Exercise details:
In the listing below, begin at the line that has "time-axis-label: 時間（秒） xyxy=(774,1117,965,1161)" and stop after the line that has "scatter-r-value: R = 0.78". Write those lines as a JSON list of strings, one string per line, with blank lines left out.

******

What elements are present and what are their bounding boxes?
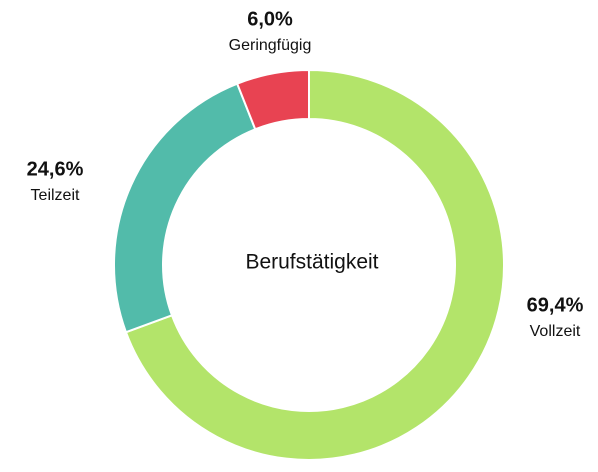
category-label: Vollzeit <box>530 323 581 340</box>
chart-title: Berufstätigkeit <box>245 251 378 274</box>
donut-segment <box>235 68 310 131</box>
donut-segment <box>113 82 257 334</box>
donut-segment <box>124 68 505 461</box>
value-label: 6,0% <box>247 8 293 30</box>
category-label: Teilzeit <box>31 187 80 204</box>
category-label: Geringfügig <box>229 37 312 54</box>
value-label: 69,4% <box>527 294 584 316</box>
value-label: 24,6% <box>27 158 84 180</box>
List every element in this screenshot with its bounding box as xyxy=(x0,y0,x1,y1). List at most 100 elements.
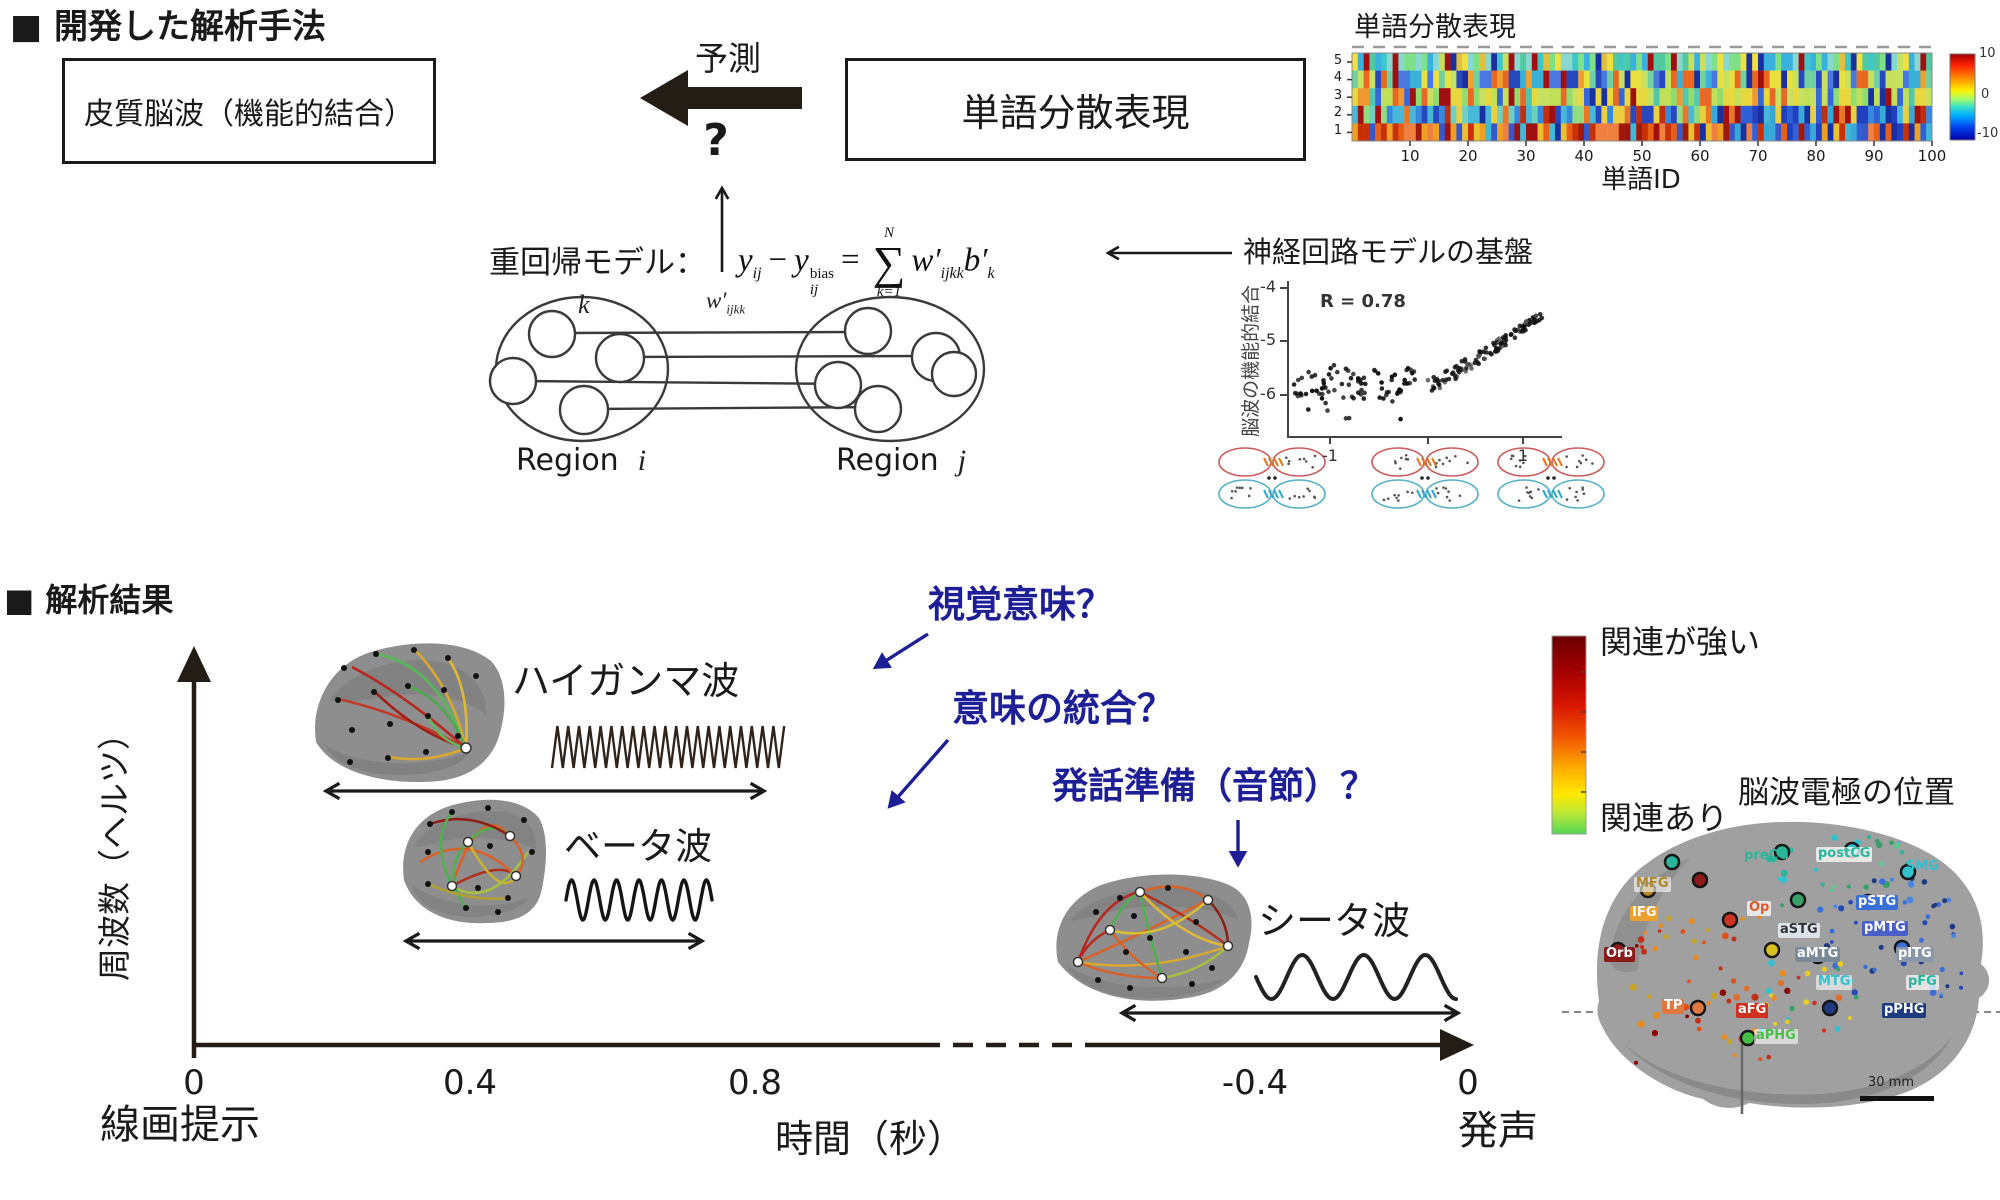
time-axis-label: 時間（秒） xyxy=(774,1117,965,1161)
electrode-label: aSTG xyxy=(1778,922,1820,938)
brain-map-gamma xyxy=(315,643,505,783)
duration-arrows xyxy=(322,781,1462,1023)
relation-colorbar xyxy=(1551,635,1587,835)
electrode-label: aPHG xyxy=(1754,1028,1798,1044)
electrode-label: preCG xyxy=(1744,848,1789,863)
electrode-label: pITG xyxy=(1896,946,1934,962)
predict-label: 予測 xyxy=(695,39,761,78)
embedding-title: 単語分散表現 xyxy=(1354,12,1516,43)
embedding-ytick: 2 xyxy=(1333,105,1343,120)
beta-wave-label: ベータ波 xyxy=(564,825,712,868)
model-label: 重回帰モデル： xyxy=(489,245,706,281)
annotation-speech: 発話準備（音節）？ xyxy=(1052,766,1377,807)
region-weight-label: w′ijkk xyxy=(706,288,746,317)
region-j-label: Region j xyxy=(836,443,967,478)
heat-cbar-mid: 0 xyxy=(1981,87,1990,102)
electrode-label: IFG xyxy=(1630,905,1659,921)
scatter-r-value: R = 0.78 xyxy=(1320,291,1406,312)
electrode-label: pFG xyxy=(1906,974,1939,990)
embedding-xtick: 60 xyxy=(1690,147,1710,165)
embedding-xtick: 100 xyxy=(1917,147,1947,165)
time-tick-0r: 0 xyxy=(1457,1063,1479,1103)
annotation-visual: 視覚意味？ xyxy=(928,583,1113,626)
predict-arrow xyxy=(640,70,802,126)
scatter-ytick: -6 xyxy=(1260,384,1276,403)
scatter-ytick: -5 xyxy=(1260,330,1276,349)
relation-colorbar-ticks xyxy=(1581,671,1586,793)
electrode-label: SMG xyxy=(1906,859,1939,874)
electrode-brain xyxy=(1562,821,2000,1114)
electrode-label: pSTG xyxy=(1856,894,1899,910)
scatter-xtick: 1 xyxy=(1517,446,1529,465)
embedding-xtick: 90 xyxy=(1864,147,1884,165)
basis-caption: 神経回路モデルの基盤 xyxy=(1243,235,1534,269)
embedding-xtick: 70 xyxy=(1748,147,1768,165)
region-diagram xyxy=(488,295,986,443)
heat-cbar-min: -10 xyxy=(1977,126,1999,141)
embedding-ytick: 3 xyxy=(1333,88,1343,103)
heatmap-colorbar xyxy=(1949,53,1976,141)
brain-map-theta xyxy=(1056,874,1252,1001)
theta-waveform xyxy=(1254,952,1458,1002)
time-tick-08: 0.8 xyxy=(727,1063,783,1103)
embedding-xtick: 20 xyxy=(1458,147,1478,165)
annotation-integration: 意味の統合？ xyxy=(952,687,1174,730)
region-k-label: k xyxy=(578,290,590,319)
scatter-ytick: -4 xyxy=(1260,277,1276,296)
time-tick-0: 0 xyxy=(183,1063,205,1103)
freq-axis-arrowhead xyxy=(177,646,211,682)
section1-title: ■ 開発した解析手法 xyxy=(10,7,326,47)
electrode-label: pPHG xyxy=(1882,1002,1927,1018)
electrode-label: pMTG xyxy=(1862,920,1908,936)
end-event-label: 発声 xyxy=(1458,1108,1538,1154)
mini-network-icons xyxy=(1218,447,1605,509)
annotation-arrows xyxy=(872,632,1248,868)
electrode-label: aMTG xyxy=(1795,946,1841,962)
origin-event-label: 線画提示 xyxy=(100,1102,260,1148)
time-axis-arrowhead xyxy=(1440,1029,1474,1061)
electrode-label: postCG xyxy=(1816,846,1873,862)
time-tick-m04: -0.4 xyxy=(1221,1063,1289,1103)
scatter-ylabel: 脳波の機能的結合 xyxy=(1240,284,1263,437)
electrode-label: MTG xyxy=(1816,974,1853,990)
regression-formula: yij − y bias ij = N ∑ k=1 w′ijkkb′k xyxy=(738,225,995,300)
theta-wave-label: シータ波 xyxy=(1258,899,1411,943)
word-embedding-box: 単語分散表現 xyxy=(845,58,1306,161)
heatmap-cells xyxy=(1352,53,1933,142)
legend-present-label: 関連あり xyxy=(1600,799,1729,837)
embedding-xtick: 80 xyxy=(1806,147,1826,165)
electrode-label: TP xyxy=(1662,998,1685,1014)
beta-waveform xyxy=(564,877,714,923)
word-embedding-box-label: 単語分散表現 xyxy=(961,91,1190,135)
scatter-axes xyxy=(1280,281,1562,444)
scatter-points xyxy=(1291,312,1545,422)
embedding-xlabel: 単語ID xyxy=(1601,165,1681,195)
embedding-xtick: 30 xyxy=(1516,147,1536,165)
question-mark: ? xyxy=(703,115,729,166)
gamma-wave-label: ハイガンマ波 xyxy=(512,659,740,703)
embedding-xtick: 40 xyxy=(1574,147,1594,165)
legend-strong-label: 関連が強い xyxy=(1600,623,1761,661)
cortical-eeg-box: 皮質脳波（機能的結合） xyxy=(62,58,436,164)
gamma-waveform xyxy=(550,725,786,769)
embedding-ytick: 5 xyxy=(1333,53,1343,68)
freq-axis-label: 周波数（ヘルツ） xyxy=(95,716,135,981)
electrode-map-title: 脳波電極の位置 xyxy=(1738,775,1955,811)
scale-bar-label: 30 mm xyxy=(1868,1075,1915,1090)
electrode-label: Op xyxy=(1747,900,1772,916)
electrode-label: Orb xyxy=(1604,946,1635,962)
embedding-ytick: 4 xyxy=(1333,70,1343,85)
embedding-ytick: 1 xyxy=(1333,123,1343,138)
section2-title: ■ 解析結果 xyxy=(4,581,174,619)
scatter-xtick: -1 xyxy=(1322,446,1338,465)
time-tick-04: 0.4 xyxy=(442,1063,498,1103)
cortical-eeg-box-label: 皮質脳波（機能的結合） xyxy=(84,97,414,132)
region-i-label: Region i xyxy=(516,443,647,478)
electrode-label: aFG xyxy=(1736,1002,1769,1018)
embedding-xtick: 50 xyxy=(1632,147,1652,165)
heat-cbar-max: 10 xyxy=(1979,46,1996,61)
embedding-xtick: 10 xyxy=(1400,147,1420,165)
heatmap-ticks xyxy=(1347,61,1933,146)
electrode-label: MFG xyxy=(1634,876,1671,892)
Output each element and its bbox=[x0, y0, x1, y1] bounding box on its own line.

******

Reply:
[
  "time-axis-label: 時間（秒） xyxy=(774,1117,965,1161)",
  "electrode-label: aSTG xyxy=(1778,922,1820,938)",
  "brain-map-gamma xyxy=(315,643,505,783)",
  "duration-arrows xyxy=(322,781,1462,1023)",
  "relation-colorbar xyxy=(1551,635,1587,835)",
  "electrode-label: aPHG xyxy=(1754,1028,1798,1044)",
  "electrode-label: preCG xyxy=(1744,848,1789,863)",
  "electrode-label: pITG xyxy=(1896,946,1934,962)",
  "predict-label: 予測 xyxy=(695,39,761,78)",
  "embedding-title: 単語分散表現 xyxy=(1354,12,1516,43)",
  "embedding-ytick: 2 xyxy=(1333,105,1343,120)",
  "beta-wave-label: ベータ波 xyxy=(564,825,712,868)",
  "model-label: 重回帰モデル： xyxy=(489,245,706,281)",
  "annotation-speech: 発話準備（音節）？ xyxy=(1052,766,1377,807)",
  "region-weight-label: w′ijkk xyxy=(706,288,746,317)",
  "region-j-label: Region j xyxy=(836,443,967,478)",
  "heat-cbar-mid: 0 xyxy=(1981,87,1990,102)",
  "electrode-label: IFG xyxy=(1630,905,1659,921)",
  "scatter-r-value: R = 0.78 xyxy=(1320,291,1406,312)"
]